__WHAT THE EXERCISE ASKS__.
Wherever the word "your" appears in the entries, copy the whole line.
- - - -
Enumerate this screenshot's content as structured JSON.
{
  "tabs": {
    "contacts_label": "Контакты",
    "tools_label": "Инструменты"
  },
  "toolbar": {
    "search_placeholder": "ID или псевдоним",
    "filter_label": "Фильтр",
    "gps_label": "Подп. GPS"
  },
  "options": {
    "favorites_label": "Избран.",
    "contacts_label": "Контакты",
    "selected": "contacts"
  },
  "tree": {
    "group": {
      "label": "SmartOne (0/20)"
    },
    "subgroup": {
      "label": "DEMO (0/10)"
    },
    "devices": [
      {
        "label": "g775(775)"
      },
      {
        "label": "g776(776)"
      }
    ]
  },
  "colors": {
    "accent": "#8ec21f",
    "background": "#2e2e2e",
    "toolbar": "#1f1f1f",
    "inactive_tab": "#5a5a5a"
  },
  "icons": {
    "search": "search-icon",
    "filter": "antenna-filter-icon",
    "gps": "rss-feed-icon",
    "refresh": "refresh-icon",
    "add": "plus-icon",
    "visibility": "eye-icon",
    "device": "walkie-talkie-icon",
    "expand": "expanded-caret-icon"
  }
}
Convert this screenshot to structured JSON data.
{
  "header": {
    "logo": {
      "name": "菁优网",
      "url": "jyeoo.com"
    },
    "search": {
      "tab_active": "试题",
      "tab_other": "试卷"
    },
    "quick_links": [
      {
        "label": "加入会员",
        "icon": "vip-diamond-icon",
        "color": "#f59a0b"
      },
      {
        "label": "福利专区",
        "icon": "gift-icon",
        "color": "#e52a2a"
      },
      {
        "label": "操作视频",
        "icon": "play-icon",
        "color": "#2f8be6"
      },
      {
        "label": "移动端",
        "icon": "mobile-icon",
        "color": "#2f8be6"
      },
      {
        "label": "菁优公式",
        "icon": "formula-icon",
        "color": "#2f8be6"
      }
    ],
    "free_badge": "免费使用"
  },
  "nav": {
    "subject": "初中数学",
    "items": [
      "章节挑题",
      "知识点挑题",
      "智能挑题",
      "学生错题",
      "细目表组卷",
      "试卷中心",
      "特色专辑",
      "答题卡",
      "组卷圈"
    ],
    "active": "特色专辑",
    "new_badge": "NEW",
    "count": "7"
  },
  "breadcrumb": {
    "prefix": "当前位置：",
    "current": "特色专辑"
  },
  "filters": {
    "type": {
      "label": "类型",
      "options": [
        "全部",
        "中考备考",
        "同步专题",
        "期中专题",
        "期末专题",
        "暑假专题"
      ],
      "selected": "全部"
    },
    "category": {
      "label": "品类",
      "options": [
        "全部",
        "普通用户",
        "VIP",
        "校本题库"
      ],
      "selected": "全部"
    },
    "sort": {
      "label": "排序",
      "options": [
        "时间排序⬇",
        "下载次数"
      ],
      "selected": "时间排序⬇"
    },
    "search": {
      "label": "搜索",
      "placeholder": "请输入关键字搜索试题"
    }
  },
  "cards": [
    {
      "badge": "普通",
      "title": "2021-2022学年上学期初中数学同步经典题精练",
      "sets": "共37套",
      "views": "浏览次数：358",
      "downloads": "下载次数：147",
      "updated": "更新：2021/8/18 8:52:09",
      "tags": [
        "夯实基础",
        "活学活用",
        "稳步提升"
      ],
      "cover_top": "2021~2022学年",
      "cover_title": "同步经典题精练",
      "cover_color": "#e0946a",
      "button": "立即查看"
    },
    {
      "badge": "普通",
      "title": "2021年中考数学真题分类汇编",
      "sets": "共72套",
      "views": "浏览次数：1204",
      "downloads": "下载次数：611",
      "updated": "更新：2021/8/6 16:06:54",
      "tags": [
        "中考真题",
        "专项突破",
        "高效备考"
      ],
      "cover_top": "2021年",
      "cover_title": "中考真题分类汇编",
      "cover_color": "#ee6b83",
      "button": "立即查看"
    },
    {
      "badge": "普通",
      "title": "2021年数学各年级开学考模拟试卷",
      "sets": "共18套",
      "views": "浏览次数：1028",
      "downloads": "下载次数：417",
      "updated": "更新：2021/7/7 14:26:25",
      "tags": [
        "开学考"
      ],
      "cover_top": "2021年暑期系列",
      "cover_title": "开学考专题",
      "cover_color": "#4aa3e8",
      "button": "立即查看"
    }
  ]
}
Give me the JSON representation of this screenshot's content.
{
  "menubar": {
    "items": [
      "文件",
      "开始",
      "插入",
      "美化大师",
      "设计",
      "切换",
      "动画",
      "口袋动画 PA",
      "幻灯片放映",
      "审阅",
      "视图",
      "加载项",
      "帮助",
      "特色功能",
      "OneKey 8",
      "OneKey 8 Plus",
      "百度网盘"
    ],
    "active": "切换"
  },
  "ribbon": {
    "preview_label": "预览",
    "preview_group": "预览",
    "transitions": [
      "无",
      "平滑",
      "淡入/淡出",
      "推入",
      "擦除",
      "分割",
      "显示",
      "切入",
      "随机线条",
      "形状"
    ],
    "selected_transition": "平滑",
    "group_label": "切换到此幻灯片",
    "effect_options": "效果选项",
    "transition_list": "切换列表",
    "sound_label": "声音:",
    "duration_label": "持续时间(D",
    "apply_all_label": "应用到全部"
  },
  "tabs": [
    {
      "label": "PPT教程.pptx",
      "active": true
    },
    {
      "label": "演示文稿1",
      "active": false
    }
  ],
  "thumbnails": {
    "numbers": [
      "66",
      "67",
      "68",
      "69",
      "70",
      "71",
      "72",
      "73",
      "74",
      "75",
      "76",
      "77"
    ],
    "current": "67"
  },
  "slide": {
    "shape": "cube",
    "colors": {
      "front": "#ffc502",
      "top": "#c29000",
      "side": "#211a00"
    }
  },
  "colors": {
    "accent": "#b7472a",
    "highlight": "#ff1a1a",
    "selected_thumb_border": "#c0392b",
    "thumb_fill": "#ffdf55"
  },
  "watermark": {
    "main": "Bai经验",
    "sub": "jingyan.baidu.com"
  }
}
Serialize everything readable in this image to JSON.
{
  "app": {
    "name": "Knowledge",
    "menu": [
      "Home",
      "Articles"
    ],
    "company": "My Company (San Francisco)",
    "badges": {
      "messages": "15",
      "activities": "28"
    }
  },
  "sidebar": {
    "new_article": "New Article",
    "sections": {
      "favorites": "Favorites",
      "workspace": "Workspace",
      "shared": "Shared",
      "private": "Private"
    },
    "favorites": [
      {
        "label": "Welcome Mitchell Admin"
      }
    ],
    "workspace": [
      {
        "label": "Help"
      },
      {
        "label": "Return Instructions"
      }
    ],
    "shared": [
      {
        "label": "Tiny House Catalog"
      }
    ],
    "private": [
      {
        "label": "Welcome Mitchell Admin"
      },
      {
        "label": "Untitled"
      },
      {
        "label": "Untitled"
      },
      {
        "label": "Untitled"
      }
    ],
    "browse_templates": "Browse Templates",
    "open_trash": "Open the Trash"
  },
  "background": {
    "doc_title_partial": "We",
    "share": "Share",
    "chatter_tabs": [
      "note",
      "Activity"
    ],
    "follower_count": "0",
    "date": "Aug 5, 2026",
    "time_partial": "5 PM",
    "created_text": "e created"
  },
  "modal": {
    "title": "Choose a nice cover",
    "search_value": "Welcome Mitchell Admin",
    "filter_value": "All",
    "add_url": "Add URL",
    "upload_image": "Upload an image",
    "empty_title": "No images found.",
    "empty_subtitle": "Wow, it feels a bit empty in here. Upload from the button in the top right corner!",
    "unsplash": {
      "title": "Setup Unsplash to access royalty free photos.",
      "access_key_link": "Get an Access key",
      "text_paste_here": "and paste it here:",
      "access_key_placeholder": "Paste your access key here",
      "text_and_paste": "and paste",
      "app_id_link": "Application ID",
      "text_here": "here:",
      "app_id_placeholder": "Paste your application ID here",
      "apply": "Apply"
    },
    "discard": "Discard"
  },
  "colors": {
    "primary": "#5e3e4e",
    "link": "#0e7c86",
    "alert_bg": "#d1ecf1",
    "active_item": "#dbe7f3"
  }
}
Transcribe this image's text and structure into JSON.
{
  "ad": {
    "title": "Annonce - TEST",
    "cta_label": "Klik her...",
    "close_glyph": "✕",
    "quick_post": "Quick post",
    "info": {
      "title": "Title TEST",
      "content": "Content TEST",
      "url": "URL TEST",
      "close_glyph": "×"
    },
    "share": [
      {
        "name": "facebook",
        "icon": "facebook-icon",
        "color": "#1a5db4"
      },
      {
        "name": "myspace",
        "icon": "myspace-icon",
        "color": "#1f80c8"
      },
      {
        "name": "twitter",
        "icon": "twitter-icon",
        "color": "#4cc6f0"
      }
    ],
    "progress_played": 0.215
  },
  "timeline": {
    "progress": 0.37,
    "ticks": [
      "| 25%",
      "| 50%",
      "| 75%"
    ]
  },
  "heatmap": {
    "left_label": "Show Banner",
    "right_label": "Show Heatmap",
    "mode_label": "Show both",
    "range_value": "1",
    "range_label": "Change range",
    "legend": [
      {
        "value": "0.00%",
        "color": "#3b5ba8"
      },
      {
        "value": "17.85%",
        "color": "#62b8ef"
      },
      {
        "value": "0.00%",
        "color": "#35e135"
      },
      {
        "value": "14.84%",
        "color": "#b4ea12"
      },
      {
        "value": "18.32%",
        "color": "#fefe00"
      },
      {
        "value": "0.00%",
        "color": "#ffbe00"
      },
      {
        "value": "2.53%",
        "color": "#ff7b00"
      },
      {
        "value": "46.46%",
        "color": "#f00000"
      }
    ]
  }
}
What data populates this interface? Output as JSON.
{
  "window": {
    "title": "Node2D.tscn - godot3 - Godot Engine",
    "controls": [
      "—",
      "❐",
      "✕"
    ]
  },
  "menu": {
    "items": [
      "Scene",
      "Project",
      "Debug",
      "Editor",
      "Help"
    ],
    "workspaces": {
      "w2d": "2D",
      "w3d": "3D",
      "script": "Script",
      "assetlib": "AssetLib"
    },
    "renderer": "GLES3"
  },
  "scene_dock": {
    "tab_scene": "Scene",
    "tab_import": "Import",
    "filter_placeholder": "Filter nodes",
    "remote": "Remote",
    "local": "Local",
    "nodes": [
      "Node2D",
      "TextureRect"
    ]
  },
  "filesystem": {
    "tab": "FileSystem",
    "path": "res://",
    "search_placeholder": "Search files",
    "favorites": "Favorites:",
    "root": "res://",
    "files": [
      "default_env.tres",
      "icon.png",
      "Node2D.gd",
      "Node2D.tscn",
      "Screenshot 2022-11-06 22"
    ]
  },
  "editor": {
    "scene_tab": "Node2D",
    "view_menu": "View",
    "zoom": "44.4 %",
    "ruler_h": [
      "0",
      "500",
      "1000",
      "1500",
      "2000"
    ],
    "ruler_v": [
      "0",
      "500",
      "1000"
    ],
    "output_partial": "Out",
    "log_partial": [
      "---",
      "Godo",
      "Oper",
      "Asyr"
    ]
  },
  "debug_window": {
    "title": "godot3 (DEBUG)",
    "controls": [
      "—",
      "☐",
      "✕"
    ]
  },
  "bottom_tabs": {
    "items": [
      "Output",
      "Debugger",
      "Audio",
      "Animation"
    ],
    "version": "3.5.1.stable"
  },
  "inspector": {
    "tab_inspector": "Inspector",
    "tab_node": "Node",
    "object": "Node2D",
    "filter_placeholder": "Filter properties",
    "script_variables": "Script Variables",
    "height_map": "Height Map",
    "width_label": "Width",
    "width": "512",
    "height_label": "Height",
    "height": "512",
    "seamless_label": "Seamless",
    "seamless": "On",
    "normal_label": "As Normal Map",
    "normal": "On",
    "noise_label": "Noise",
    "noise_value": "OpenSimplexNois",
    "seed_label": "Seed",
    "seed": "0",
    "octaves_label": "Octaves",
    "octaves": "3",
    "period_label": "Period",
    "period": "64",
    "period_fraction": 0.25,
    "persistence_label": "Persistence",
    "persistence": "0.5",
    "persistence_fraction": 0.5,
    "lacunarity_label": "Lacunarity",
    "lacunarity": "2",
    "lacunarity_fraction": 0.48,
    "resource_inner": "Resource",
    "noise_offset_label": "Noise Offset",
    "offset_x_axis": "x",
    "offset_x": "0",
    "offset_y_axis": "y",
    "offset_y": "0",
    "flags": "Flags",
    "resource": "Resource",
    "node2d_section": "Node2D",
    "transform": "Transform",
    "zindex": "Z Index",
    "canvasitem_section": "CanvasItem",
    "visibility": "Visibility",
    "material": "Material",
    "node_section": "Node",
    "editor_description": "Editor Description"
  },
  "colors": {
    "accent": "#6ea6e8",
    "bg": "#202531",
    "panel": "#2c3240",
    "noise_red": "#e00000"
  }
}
- - - -
__EXERCISE ANSWER__.
      "access_key_placeholder": "Paste your access key here",
      "app_id_placeholder": "Paste your application ID here",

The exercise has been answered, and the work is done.